▶ PROMPT
Retype the material below. Keep every word exactly as it is.

▶ RECORDS SHOWN
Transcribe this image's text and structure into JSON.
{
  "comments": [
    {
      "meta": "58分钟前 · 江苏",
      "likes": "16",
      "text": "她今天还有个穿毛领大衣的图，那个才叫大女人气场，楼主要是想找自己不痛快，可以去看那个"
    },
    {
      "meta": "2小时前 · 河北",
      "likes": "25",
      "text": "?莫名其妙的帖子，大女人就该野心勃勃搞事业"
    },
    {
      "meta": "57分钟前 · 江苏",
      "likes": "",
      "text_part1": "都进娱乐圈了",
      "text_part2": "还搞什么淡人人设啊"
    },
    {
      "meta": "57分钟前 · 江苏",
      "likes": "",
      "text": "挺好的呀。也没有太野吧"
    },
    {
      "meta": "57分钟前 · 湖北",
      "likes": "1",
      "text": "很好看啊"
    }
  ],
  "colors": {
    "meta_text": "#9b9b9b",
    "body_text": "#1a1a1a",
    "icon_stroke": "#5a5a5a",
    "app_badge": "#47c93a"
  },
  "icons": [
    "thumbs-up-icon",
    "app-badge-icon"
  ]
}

▶ TASK RESPONSE
Transcribe this image's text and structure into JSON.
{
  "comments": [
    {
      "meta": "58分钟前 · 江苏",
      "likes": "16",
      "text": "她今天还有个穿毛领大衣的图，那个才叫大女人气场，楼主要是想找自己不痛快，可以去看那个"
    },
    {
      "meta": "2小时前 · 河北",
      "likes": "25",
      "text": "?莫名其妙的帖子，大女人就该野心勃勃搞事业"
    },
    {
      "meta": "57分钟前 · 江苏",
      "likes": "",
      "text_part1": "都进娱乐圈了",
      "text_part2": "还搞什么淡人人设啊"
    },
    {
      "meta": "57分钟前 · 江苏",
      "likes": "",
      "text": "挺好的呀。也没有太野吧"
    },
    {
      "meta": "57分钟前 · 湖北",
      "likes": "1",
      "text": "很好看啊"
    }
  ],
  "colors": {
    "meta_text": "#9b9b9b",
    "body_text": "#1a1a1a",
    "icon_stroke": "#5a5a5a",
    "app_badge": "#47c93a"
  },
  "icons": [
    "thumbs-up-icon",
    "app-badge-icon"
  ]
}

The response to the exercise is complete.